WHAT THE EXERCISE ASKS: Copy out exactly each line from the line with "OCR this image." through the last line of the material below.
+++++
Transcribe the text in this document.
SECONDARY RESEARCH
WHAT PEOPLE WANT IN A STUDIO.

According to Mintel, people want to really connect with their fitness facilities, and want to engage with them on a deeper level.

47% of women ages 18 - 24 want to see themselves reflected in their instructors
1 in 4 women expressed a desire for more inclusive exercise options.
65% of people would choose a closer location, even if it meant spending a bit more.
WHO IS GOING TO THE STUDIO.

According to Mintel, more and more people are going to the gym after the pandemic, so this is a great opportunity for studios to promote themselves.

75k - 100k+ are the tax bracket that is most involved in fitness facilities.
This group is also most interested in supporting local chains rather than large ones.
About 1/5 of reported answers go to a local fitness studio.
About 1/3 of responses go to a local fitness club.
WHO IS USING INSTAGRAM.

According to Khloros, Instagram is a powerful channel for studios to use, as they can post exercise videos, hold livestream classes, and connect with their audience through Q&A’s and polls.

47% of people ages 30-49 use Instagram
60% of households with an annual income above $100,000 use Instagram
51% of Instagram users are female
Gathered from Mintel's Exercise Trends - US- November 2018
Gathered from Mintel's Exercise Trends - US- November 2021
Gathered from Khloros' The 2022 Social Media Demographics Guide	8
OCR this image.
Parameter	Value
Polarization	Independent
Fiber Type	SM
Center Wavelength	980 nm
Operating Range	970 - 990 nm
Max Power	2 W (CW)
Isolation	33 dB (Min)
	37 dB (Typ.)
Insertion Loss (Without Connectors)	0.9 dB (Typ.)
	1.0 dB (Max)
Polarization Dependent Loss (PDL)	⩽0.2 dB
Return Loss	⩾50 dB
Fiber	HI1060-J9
+++++
TASK ANSWER:
OCR this image.
Parameter	Value
Polarization	Independent
Fiber Type	SM
Center Wavelength	980 nm
Operating Range	970 - 990 nm
Max Power	2 W (CW)
Isolation	33 dB (Min)
	37 dB (Typ.)
Insertion Loss (Without Connectors)	0.9 dB (Typ.)
	1.0 dB (Max)
Polarization Dependent Loss (PDL)	⩽0.2 dB
Return Loss	⩾50 dB
Fiber	HI1060-J9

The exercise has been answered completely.